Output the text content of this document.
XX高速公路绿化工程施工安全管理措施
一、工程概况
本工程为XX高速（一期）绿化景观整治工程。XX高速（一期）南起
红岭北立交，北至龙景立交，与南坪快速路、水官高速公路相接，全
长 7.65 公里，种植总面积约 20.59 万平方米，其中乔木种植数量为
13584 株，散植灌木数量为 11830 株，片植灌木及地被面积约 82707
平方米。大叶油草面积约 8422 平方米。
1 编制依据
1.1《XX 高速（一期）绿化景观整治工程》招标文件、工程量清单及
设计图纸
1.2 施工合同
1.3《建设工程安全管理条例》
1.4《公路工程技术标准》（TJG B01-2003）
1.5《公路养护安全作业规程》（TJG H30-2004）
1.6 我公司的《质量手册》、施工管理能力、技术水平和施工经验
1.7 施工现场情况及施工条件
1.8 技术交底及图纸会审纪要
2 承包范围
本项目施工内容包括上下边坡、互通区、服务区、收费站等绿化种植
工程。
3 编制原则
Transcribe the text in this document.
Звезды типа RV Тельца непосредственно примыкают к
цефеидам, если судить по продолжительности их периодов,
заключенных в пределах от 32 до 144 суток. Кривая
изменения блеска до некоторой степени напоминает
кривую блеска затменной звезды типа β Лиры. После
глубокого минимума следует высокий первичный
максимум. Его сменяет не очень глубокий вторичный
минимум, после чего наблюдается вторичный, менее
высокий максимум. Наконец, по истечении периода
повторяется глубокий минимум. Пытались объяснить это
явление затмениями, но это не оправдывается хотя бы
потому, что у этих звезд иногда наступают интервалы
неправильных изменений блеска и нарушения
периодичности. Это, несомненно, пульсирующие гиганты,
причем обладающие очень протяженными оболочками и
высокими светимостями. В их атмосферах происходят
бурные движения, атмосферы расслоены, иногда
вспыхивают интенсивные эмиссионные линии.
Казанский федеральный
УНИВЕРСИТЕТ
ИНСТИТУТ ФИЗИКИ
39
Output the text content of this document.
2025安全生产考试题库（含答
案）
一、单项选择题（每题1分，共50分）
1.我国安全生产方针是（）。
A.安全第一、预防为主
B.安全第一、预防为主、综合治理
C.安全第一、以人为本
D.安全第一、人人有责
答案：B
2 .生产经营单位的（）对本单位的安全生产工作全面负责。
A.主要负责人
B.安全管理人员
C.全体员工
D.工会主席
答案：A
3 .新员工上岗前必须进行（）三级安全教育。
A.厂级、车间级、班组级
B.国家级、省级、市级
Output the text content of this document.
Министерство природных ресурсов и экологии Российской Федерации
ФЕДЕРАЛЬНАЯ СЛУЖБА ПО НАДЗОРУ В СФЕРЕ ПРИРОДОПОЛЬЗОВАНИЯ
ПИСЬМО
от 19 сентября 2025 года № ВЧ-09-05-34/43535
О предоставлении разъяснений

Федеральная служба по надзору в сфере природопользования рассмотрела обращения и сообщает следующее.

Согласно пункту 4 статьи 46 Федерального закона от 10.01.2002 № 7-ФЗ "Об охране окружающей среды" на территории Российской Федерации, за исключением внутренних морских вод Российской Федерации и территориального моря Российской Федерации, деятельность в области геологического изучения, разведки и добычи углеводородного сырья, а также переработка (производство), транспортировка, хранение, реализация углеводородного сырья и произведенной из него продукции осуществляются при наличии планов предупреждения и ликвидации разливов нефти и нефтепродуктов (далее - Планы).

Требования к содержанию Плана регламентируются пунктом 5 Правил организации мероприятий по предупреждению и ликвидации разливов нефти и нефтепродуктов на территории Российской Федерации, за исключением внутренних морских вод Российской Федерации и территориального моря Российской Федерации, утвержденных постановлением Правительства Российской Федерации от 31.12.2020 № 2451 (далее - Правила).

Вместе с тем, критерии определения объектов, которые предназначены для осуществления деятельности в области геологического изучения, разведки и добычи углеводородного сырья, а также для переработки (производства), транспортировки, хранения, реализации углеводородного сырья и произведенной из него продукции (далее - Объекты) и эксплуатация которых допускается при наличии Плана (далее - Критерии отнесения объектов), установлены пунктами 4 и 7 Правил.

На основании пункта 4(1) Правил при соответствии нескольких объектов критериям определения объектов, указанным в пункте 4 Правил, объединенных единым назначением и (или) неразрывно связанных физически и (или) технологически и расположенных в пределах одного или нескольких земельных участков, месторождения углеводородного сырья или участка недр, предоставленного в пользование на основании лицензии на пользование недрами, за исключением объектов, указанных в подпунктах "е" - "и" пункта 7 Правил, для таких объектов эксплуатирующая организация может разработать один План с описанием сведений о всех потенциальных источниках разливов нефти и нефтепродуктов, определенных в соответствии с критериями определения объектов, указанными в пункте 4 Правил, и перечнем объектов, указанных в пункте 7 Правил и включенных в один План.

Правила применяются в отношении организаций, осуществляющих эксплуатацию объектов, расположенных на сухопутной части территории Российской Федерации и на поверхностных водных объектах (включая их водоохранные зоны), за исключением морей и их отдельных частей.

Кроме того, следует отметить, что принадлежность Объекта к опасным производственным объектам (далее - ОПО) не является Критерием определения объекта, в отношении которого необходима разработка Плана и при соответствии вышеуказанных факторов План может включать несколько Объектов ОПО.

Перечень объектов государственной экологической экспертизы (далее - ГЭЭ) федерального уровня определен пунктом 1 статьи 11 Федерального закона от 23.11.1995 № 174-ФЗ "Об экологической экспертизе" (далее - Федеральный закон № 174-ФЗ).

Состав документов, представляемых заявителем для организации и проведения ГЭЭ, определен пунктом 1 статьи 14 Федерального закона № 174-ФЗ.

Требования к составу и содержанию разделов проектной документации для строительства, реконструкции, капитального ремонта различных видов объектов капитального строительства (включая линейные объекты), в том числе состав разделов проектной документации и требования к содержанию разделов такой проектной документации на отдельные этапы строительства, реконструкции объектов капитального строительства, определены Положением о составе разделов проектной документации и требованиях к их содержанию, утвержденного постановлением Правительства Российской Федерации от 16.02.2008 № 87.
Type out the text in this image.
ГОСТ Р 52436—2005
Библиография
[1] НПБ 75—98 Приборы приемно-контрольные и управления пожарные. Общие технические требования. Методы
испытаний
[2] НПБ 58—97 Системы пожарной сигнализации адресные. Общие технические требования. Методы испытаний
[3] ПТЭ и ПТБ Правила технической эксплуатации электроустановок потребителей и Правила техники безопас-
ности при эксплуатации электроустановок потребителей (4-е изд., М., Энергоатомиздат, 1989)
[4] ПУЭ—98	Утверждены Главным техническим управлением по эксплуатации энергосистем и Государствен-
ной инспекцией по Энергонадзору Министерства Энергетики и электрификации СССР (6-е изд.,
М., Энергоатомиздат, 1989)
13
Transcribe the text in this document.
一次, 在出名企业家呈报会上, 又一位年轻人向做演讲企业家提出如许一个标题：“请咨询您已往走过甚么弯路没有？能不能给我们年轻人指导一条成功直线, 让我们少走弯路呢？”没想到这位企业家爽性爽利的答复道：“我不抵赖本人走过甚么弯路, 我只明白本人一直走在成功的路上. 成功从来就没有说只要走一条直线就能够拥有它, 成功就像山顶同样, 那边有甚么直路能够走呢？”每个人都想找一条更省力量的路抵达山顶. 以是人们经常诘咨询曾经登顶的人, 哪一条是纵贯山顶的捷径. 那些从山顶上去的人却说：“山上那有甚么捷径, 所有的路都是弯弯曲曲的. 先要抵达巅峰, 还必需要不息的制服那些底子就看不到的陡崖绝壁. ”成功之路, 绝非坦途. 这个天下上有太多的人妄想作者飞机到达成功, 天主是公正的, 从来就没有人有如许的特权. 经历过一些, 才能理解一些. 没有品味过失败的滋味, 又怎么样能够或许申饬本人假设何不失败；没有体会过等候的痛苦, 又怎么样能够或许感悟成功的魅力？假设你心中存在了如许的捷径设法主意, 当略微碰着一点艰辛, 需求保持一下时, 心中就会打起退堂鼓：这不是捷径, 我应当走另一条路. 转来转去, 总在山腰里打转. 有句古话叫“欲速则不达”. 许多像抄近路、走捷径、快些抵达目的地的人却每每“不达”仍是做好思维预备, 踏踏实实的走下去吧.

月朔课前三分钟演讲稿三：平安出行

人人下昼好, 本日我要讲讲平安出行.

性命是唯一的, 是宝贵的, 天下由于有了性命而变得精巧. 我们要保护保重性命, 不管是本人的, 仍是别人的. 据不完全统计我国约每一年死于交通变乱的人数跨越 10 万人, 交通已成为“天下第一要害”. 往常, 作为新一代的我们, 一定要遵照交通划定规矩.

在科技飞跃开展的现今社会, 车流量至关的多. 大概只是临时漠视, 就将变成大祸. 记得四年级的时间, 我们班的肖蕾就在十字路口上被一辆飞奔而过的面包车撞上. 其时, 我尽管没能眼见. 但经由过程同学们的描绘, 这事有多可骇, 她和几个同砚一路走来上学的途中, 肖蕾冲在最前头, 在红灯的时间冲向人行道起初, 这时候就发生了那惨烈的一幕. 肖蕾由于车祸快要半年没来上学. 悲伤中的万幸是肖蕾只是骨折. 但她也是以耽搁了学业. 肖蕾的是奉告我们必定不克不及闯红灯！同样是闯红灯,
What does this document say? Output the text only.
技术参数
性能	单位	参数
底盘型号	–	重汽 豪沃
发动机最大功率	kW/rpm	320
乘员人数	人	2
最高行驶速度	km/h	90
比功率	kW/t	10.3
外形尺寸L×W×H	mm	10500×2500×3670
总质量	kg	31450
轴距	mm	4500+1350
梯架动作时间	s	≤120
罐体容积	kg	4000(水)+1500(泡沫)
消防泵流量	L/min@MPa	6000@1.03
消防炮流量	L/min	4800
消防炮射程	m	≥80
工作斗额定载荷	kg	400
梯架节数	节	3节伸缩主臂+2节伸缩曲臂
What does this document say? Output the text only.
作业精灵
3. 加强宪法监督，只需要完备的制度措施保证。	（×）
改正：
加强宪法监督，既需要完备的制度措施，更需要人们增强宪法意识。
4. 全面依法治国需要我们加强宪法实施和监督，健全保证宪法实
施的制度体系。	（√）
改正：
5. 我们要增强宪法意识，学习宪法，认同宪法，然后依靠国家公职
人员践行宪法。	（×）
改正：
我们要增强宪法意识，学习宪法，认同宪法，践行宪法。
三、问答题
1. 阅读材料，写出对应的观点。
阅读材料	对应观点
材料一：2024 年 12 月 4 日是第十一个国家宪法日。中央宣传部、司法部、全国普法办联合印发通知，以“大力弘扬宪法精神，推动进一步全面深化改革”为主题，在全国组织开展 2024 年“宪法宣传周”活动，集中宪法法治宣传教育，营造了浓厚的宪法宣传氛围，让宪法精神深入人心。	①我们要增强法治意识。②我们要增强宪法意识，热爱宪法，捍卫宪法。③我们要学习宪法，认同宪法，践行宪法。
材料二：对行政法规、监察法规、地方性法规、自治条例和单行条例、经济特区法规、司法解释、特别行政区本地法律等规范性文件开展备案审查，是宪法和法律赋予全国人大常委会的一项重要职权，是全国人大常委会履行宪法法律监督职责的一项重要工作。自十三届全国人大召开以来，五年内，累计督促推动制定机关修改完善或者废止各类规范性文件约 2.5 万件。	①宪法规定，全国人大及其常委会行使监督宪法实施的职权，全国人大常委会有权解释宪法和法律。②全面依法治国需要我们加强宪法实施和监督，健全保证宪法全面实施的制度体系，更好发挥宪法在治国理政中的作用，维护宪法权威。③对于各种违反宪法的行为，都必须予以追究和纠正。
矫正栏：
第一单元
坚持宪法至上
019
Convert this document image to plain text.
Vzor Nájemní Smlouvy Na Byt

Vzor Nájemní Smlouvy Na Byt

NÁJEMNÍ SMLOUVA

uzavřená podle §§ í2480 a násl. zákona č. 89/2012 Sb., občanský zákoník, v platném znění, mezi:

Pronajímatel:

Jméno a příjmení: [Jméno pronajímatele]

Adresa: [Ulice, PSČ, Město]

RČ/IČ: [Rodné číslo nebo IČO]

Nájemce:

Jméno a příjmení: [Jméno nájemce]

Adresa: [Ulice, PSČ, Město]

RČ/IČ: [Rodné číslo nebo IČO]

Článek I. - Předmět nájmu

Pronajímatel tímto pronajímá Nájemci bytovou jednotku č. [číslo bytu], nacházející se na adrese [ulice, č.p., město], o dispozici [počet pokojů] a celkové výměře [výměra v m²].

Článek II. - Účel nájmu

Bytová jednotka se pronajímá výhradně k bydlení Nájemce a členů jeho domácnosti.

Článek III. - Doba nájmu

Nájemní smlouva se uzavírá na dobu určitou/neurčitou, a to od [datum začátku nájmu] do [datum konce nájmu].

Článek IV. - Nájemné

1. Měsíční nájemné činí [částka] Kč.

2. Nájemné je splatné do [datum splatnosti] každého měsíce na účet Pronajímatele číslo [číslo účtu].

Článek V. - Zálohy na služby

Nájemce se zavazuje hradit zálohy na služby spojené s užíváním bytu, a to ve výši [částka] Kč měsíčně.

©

····················

- [Short task]
Show each line of the listing that holds the string "блеска".

- [Task answer]
изменения блеска до некоторой степени напоминает
кривую блеска затменной звезды типа β Лиры. После
неправильных изменений блеска и нарушения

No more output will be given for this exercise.